▶ [EXERCISE TASK]:
Each line that follows should be printed again exactly as it stands.
☆ ☆ ☆ ☆ ☆ ☆ ☆
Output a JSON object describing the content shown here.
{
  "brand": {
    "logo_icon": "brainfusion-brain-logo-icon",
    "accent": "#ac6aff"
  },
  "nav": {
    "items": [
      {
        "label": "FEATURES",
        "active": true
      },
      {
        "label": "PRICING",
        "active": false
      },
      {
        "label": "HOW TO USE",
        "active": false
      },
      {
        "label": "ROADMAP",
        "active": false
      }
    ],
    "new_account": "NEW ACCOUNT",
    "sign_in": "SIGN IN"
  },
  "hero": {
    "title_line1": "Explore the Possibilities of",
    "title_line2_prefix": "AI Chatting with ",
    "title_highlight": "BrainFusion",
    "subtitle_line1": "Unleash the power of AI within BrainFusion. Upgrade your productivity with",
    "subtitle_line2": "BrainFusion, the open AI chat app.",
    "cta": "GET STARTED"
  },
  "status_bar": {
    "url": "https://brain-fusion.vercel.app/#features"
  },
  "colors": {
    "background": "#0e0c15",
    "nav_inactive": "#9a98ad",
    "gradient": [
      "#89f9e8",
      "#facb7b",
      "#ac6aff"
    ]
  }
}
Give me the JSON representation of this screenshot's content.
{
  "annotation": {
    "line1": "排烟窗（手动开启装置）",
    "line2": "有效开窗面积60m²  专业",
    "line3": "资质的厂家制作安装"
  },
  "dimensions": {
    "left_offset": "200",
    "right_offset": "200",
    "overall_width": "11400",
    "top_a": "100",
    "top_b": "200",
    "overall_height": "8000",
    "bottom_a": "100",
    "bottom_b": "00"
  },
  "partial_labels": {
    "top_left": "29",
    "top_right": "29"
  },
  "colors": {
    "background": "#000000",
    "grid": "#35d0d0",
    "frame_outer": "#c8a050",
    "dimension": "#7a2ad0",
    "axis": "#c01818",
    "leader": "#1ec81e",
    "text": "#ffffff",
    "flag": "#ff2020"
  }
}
☆ ☆ ☆ ☆ ☆ ☆ ☆
▶ [TASK OUTPUT]:
Output a JSON object describing the content shown here.
{
  "brand": {
    "logo_icon": "brainfusion-brain-logo-icon",
    "accent": "#ac6aff"
  },
  "nav": {
    "items": [
      {
        "label": "FEATURES",
        "active": true
      },
      {
        "label": "PRICING",
        "active": false
      },
      {
        "label": "HOW TO USE",
        "active": false
      },
      {
        "label": "ROADMAP",
        "active": false
      }
    ],
    "new_account": "NEW ACCOUNT",
    "sign_in": "SIGN IN"
  },
  "hero": {
    "title_line1": "Explore the Possibilities of",
    "title_line2_prefix": "AI Chatting with ",
    "title_highlight": "BrainFusion",
    "subtitle_line1": "Unleash the power of AI within BrainFusion. Upgrade your productivity with",
    "subtitle_line2": "BrainFusion, the open AI chat app.",
    "cta": "GET STARTED"
  },
  "status_bar": {
    "url": "https://brain-fusion.vercel.app/#features"
  },
  "colors": {
    "background": "#0e0c15",
    "nav_inactive": "#9a98ad",
    "gradient": [
      "#89f9e8",
      "#facb7b",
      "#ac6aff"
    ]
  }
}
Give me the JSON representation of this screenshot's content.
{
  "annotation": {
    "line1": "排烟窗（手动开启装置）",
    "line2": "有效开窗面积60m²  专业",
    "line3": "资质的厂家制作安装"
  },
  "dimensions": {
    "left_offset": "200",
    "right_offset": "200",
    "overall_width": "11400",
    "top_a": "100",
    "top_b": "200",
    "overall_height": "8000",
    "bottom_a": "100",
    "bottom_b": "00"
  },
  "partial_labels": {
    "top_left": "29",
    "top_right": "29"
  },
  "colors": {
    "background": "#000000",
    "grid": "#35d0d0",
    "frame_outer": "#c8a050",
    "dimension": "#7a2ad0",
    "axis": "#c01818",
    "leader": "#1ec81e",
    "text": "#ffffff",
    "flag": "#ff2020"
  }
}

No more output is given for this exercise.